§ GIVEN TASK:
In the entries below, identify every line with the string "интерфейсе" and copy it.

§ DATASET:
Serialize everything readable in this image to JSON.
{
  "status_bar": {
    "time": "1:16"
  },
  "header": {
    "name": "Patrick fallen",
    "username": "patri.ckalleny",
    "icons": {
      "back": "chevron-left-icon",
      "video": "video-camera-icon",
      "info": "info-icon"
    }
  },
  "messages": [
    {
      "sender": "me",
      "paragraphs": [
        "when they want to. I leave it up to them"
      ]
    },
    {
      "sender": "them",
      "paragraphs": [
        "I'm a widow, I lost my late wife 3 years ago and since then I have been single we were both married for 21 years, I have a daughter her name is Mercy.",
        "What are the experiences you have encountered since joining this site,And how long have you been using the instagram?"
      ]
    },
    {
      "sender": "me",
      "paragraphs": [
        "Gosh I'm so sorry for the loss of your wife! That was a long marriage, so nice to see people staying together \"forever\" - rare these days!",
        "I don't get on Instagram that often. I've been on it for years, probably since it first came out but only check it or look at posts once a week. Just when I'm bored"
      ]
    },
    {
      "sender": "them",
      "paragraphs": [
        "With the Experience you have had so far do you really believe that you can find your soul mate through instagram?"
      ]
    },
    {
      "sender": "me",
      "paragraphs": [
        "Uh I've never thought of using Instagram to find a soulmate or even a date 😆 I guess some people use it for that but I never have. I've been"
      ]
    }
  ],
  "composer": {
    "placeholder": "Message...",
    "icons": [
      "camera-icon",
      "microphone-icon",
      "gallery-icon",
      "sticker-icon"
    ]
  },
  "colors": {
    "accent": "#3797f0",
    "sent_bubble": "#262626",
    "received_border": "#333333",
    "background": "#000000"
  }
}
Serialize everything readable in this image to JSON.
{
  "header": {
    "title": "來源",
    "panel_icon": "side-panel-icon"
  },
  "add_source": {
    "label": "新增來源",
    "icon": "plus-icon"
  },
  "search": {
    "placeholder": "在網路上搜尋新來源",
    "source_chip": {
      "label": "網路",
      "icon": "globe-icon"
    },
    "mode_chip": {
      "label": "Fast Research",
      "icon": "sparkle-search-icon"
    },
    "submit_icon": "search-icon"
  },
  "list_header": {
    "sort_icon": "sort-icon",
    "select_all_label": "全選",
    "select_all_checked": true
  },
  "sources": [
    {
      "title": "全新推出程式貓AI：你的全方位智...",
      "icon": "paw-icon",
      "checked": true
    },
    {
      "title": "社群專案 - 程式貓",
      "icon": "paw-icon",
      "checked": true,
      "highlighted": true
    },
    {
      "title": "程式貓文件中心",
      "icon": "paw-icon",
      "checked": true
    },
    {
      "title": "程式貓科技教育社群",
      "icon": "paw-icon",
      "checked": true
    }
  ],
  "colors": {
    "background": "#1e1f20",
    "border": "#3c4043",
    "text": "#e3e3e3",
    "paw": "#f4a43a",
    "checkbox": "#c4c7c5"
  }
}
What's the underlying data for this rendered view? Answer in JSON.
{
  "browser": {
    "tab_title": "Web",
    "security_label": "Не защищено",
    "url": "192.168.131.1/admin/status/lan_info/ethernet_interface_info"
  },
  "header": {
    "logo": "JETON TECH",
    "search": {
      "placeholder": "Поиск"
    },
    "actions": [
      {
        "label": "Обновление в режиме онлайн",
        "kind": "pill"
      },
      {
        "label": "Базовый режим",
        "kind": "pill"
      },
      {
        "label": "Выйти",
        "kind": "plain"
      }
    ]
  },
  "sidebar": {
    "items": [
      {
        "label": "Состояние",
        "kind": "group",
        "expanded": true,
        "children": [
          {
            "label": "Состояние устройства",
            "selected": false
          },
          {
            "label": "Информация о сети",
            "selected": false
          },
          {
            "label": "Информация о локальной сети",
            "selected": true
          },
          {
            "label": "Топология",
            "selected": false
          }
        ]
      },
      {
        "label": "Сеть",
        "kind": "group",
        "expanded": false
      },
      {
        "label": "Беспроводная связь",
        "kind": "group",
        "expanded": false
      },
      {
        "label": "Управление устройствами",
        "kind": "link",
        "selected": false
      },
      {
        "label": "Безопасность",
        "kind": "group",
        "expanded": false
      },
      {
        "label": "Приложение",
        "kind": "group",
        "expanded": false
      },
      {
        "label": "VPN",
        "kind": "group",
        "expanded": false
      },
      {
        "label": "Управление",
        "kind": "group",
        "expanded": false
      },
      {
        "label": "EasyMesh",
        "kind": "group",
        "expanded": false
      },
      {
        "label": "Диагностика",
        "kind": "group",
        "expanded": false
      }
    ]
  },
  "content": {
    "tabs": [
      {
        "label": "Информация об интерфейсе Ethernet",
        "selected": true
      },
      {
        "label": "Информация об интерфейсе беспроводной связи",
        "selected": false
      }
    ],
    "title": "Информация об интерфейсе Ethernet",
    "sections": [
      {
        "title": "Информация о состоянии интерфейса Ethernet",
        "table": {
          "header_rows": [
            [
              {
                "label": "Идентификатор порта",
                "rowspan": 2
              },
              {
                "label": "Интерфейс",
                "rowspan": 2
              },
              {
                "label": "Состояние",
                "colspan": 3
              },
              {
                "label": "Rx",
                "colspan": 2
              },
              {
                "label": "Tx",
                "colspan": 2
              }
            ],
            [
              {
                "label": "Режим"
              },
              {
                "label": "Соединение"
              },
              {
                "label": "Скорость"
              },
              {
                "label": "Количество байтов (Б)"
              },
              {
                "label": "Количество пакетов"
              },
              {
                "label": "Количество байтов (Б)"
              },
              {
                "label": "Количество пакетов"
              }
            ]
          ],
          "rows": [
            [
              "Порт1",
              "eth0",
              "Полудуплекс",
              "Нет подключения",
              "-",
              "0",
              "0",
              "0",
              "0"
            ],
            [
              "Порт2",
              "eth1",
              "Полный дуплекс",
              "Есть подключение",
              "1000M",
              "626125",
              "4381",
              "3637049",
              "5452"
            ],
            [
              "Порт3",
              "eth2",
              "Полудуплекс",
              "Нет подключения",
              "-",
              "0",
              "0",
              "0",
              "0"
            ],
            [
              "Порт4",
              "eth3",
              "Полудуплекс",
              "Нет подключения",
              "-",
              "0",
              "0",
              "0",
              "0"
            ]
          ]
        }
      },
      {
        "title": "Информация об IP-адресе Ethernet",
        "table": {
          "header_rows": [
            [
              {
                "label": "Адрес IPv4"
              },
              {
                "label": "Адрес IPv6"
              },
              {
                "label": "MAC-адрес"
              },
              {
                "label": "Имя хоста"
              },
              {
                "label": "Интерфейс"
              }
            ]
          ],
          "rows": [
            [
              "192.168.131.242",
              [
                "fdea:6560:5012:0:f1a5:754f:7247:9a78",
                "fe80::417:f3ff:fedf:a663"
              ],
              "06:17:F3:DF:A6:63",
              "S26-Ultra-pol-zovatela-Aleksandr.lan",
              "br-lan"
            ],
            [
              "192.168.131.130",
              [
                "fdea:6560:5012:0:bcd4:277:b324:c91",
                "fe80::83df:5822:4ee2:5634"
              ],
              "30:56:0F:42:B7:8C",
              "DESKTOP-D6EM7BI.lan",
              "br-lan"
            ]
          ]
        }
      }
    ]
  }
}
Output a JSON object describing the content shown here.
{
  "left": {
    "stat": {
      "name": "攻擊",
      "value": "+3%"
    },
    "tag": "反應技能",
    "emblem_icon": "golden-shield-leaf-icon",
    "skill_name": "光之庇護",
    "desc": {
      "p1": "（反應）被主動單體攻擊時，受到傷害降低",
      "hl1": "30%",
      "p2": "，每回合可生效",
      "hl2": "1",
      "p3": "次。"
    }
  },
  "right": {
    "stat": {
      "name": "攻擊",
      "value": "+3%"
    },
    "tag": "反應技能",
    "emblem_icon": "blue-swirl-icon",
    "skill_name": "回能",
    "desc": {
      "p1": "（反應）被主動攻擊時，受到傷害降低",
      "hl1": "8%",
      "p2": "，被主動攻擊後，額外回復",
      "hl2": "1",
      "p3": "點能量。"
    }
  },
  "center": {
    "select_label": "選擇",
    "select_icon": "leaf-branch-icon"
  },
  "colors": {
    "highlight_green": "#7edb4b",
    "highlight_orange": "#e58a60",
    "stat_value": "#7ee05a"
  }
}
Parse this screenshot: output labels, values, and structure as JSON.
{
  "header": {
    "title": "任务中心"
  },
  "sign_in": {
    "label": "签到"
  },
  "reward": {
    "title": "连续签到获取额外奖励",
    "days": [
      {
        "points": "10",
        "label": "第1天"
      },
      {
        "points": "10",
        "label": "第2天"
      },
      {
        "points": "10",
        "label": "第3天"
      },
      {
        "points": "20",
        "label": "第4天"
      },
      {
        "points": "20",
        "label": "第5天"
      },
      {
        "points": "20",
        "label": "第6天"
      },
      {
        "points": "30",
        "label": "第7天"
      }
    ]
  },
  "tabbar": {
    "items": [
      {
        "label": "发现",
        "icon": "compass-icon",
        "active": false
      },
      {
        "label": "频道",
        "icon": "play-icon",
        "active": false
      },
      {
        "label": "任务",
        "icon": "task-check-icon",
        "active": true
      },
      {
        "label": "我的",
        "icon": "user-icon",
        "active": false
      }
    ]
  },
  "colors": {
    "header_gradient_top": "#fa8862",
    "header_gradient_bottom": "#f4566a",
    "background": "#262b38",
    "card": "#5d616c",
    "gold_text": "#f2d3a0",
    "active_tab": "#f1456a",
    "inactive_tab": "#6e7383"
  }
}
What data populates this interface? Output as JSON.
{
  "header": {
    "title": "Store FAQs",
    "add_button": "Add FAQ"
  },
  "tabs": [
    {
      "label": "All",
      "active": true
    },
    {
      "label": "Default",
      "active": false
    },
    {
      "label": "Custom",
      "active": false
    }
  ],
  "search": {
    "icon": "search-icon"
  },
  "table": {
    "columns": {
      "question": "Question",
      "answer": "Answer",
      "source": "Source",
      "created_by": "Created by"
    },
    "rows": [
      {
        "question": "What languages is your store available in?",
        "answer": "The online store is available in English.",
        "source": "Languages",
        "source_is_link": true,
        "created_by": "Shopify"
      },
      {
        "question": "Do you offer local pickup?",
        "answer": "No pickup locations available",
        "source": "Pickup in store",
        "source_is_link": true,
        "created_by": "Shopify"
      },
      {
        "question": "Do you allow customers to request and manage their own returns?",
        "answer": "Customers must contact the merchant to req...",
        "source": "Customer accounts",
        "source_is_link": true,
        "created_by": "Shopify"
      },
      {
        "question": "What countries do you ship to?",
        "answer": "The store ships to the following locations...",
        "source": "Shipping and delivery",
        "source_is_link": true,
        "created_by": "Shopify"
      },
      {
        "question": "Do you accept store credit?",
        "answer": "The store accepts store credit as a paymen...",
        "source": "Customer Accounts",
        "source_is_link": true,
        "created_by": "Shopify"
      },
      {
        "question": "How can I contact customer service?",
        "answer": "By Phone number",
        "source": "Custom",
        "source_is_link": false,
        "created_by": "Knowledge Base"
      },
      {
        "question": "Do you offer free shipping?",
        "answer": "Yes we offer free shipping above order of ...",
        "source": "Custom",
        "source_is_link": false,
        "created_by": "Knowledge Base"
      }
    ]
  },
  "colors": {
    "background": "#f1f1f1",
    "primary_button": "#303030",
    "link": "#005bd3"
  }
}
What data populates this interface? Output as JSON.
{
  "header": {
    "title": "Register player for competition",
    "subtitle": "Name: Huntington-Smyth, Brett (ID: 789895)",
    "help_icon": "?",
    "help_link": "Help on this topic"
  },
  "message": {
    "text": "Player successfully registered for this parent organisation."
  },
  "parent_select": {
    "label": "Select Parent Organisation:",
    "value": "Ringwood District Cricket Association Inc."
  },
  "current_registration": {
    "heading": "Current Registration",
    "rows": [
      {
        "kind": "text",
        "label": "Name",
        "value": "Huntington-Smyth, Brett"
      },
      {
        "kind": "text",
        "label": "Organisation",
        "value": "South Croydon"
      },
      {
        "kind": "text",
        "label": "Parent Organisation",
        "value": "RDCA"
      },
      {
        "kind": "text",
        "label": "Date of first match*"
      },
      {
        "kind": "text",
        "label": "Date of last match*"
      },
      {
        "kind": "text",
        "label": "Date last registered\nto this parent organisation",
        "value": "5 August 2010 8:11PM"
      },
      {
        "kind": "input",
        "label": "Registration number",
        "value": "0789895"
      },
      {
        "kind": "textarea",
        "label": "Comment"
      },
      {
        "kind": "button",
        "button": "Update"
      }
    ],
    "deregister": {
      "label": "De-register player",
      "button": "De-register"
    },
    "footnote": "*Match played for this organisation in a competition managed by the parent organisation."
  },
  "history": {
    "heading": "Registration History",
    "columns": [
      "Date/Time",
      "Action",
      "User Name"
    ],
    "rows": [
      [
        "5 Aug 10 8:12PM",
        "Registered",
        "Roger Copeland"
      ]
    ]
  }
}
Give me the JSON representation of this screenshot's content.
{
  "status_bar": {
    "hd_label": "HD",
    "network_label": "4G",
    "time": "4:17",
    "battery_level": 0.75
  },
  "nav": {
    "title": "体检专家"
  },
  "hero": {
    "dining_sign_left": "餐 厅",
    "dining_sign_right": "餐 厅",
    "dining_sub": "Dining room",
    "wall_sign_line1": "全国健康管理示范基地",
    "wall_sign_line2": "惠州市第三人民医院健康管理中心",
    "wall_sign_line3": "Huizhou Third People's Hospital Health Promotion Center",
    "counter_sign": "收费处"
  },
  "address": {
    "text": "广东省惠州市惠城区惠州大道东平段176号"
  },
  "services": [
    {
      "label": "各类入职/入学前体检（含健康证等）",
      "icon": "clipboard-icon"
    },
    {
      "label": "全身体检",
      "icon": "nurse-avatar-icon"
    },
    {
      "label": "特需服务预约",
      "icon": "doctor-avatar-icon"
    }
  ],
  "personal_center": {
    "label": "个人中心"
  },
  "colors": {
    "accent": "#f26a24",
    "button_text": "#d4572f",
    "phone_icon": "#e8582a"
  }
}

§ IN RESPONSE:
        "label": "Информация об интерфейсе Ethernet",
        "label": "Информация об интерфейсе беспроводной связи",
    "title": "Информация об интерфейсе Ethernet",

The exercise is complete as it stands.